WHAT IS REQUIRED → Every entry must be duplicated precisely as written.

EXERCISE MATERIAL →
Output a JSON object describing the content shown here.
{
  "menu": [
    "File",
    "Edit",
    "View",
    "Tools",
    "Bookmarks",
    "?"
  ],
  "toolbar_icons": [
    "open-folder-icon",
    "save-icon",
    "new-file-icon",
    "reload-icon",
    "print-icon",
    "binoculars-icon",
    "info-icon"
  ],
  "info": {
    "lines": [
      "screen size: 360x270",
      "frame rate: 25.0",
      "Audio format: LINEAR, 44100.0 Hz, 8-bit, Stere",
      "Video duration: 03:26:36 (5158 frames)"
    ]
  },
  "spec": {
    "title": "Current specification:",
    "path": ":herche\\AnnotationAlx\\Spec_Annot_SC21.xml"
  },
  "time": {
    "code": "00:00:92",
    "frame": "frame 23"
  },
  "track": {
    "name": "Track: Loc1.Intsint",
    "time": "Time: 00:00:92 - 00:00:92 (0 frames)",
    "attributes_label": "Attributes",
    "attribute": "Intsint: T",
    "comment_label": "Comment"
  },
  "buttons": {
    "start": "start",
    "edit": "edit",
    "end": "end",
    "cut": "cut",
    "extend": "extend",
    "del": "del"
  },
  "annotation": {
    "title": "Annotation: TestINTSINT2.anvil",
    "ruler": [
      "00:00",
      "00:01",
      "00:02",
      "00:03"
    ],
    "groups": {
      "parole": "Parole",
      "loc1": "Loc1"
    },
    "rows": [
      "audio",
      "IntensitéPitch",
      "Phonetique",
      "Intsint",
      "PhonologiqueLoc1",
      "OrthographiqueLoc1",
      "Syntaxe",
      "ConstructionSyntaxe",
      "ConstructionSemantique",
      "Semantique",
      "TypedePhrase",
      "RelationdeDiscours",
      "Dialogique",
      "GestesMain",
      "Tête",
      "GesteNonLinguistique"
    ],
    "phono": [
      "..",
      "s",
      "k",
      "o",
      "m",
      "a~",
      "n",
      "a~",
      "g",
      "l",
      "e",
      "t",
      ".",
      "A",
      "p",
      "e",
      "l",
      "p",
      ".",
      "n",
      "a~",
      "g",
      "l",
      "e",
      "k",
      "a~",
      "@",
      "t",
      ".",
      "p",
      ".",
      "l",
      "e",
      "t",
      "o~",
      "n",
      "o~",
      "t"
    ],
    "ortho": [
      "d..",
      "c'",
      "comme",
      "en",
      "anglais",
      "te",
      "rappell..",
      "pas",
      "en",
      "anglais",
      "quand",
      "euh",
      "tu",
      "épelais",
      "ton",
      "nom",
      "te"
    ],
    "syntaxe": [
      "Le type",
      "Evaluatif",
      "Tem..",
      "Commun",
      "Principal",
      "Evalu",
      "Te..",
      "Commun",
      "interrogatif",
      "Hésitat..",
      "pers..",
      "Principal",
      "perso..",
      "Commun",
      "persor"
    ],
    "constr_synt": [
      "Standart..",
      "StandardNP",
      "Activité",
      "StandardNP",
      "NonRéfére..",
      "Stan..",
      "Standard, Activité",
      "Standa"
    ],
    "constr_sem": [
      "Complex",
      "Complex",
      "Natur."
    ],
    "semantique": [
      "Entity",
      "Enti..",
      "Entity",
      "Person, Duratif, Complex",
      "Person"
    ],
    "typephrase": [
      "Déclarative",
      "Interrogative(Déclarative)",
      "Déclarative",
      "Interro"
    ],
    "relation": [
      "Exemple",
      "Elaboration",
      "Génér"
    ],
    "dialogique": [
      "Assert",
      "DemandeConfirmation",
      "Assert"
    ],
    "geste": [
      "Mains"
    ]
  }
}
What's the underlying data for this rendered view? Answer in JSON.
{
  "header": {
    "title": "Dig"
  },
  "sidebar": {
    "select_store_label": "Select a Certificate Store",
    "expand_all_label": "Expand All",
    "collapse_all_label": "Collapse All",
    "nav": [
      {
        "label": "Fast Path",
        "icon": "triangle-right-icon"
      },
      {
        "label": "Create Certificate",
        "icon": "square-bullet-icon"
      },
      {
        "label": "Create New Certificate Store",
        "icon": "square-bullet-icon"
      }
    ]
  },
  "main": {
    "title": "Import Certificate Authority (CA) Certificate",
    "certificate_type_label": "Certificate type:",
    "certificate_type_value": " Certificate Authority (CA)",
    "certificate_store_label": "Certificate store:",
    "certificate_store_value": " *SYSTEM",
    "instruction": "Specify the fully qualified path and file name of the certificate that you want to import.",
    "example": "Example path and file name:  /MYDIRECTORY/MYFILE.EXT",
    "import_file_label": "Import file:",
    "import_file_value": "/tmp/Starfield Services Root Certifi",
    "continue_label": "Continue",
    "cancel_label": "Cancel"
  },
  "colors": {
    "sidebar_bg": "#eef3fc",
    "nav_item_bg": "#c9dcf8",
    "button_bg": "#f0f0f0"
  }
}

RESPONSE TO THE TASK →
Output a JSON object describing the content shown here.
{
  "menu": [
    "File",
    "Edit",
    "View",
    "Tools",
    "Bookmarks",
    "?"
  ],
  "toolbar_icons": [
    "open-folder-icon",
    "save-icon",
    "new-file-icon",
    "reload-icon",
    "print-icon",
    "binoculars-icon",
    "info-icon"
  ],
  "info": {
    "lines": [
      "screen size: 360x270",
      "frame rate: 25.0",
      "Audio format: LINEAR, 44100.0 Hz, 8-bit, Stere",
      "Video duration: 03:26:36 (5158 frames)"
    ]
  },
  "spec": {
    "title": "Current specification:",
    "path": ":herche\\AnnotationAlx\\Spec_Annot_SC21.xml"
  },
  "time": {
    "code": "00:00:92",
    "frame": "frame 23"
  },
  "track": {
    "name": "Track: Loc1.Intsint",
    "time": "Time: 00:00:92 - 00:00:92 (0 frames)",
    "attributes_label": "Attributes",
    "attribute": "Intsint: T",
    "comment_label": "Comment"
  },
  "buttons": {
    "start": "start",
    "edit": "edit",
    "end": "end",
    "cut": "cut",
    "extend": "extend",
    "del": "del"
  },
  "annotation": {
    "title": "Annotation: TestINTSINT2.anvil",
    "ruler": [
      "00:00",
      "00:01",
      "00:02",
      "00:03"
    ],
    "groups": {
      "parole": "Parole",
      "loc1": "Loc1"
    },
    "rows": [
      "audio",
      "IntensitéPitch",
      "Phonetique",
      "Intsint",
      "PhonologiqueLoc1",
      "OrthographiqueLoc1",
      "Syntaxe",
      "ConstructionSyntaxe",
      "ConstructionSemantique",
      "Semantique",
      "TypedePhrase",
      "RelationdeDiscours",
      "Dialogique",
      "GestesMain",
      "Tête",
      "GesteNonLinguistique"
    ],
    "phono": [
      "..",
      "s",
      "k",
      "o",
      "m",
      "a~",
      "n",
      "a~",
      "g",
      "l",
      "e",
      "t",
      ".",
      "A",
      "p",
      "e",
      "l",
      "p",
      ".",
      "n",
      "a~",
      "g",
      "l",
      "e",
      "k",
      "a~",
      "@",
      "t",
      ".",
      "p",
      ".",
      "l",
      "e",
      "t",
      "o~",
      "n",
      "o~",
      "t"
    ],
    "ortho": [
      "d..",
      "c'",
      "comme",
      "en",
      "anglais",
      "te",
      "rappell..",
      "pas",
      "en",
      "anglais",
      "quand",
      "euh",
      "tu",
      "épelais",
      "ton",
      "nom",
      "te"
    ],
    "syntaxe": [
      "Le type",
      "Evaluatif",
      "Tem..",
      "Commun",
      "Principal",
      "Evalu",
      "Te..",
      "Commun",
      "interrogatif",
      "Hésitat..",
      "pers..",
      "Principal",
      "perso..",
      "Commun",
      "persor"
    ],
    "constr_synt": [
      "Standart..",
      "StandardNP",
      "Activité",
      "StandardNP",
      "NonRéfére..",
      "Stan..",
      "Standard, Activité",
      "Standa"
    ],
    "constr_sem": [
      "Complex",
      "Complex",
      "Natur."
    ],
    "semantique": [
      "Entity",
      "Enti..",
      "Entity",
      "Person, Duratif, Complex",
      "Person"
    ],
    "typephrase": [
      "Déclarative",
      "Interrogative(Déclarative)",
      "Déclarative",
      "Interro"
    ],
    "relation": [
      "Exemple",
      "Elaboration",
      "Génér"
    ],
    "dialogique": [
      "Assert",
      "DemandeConfirmation",
      "Assert"
    ],
    "geste": [
      "Mains"
    ]
  }
}
What's the underlying data for this rendered view? Answer in JSON.
{
  "header": {
    "title": "Dig"
  },
  "sidebar": {
    "select_store_label": "Select a Certificate Store",
    "expand_all_label": "Expand All",
    "collapse_all_label": "Collapse All",
    "nav": [
      {
        "label": "Fast Path",
        "icon": "triangle-right-icon"
      },
      {
        "label": "Create Certificate",
        "icon": "square-bullet-icon"
      },
      {
        "label": "Create New Certificate Store",
        "icon": "square-bullet-icon"
      }
    ]
  },
  "main": {
    "title": "Import Certificate Authority (CA) Certificate",
    "certificate_type_label": "Certificate type:",
    "certificate_type_value": " Certificate Authority (CA)",
    "certificate_store_label": "Certificate store:",
    "certificate_store_value": " *SYSTEM",
    "instruction": "Specify the fully qualified path and file name of the certificate that you want to import.",
    "example": "Example path and file name:  /MYDIRECTORY/MYFILE.EXT",
    "import_file_label": "Import file:",
    "import_file_value": "/tmp/Starfield Services Root Certifi",
    "continue_label": "Continue",
    "cancel_label": "Cancel"
  },
  "colors": {
    "sidebar_bg": "#eef3fc",
    "nav_item_bg": "#c9dcf8",
    "button_bg": "#f0f0f0"
  }
}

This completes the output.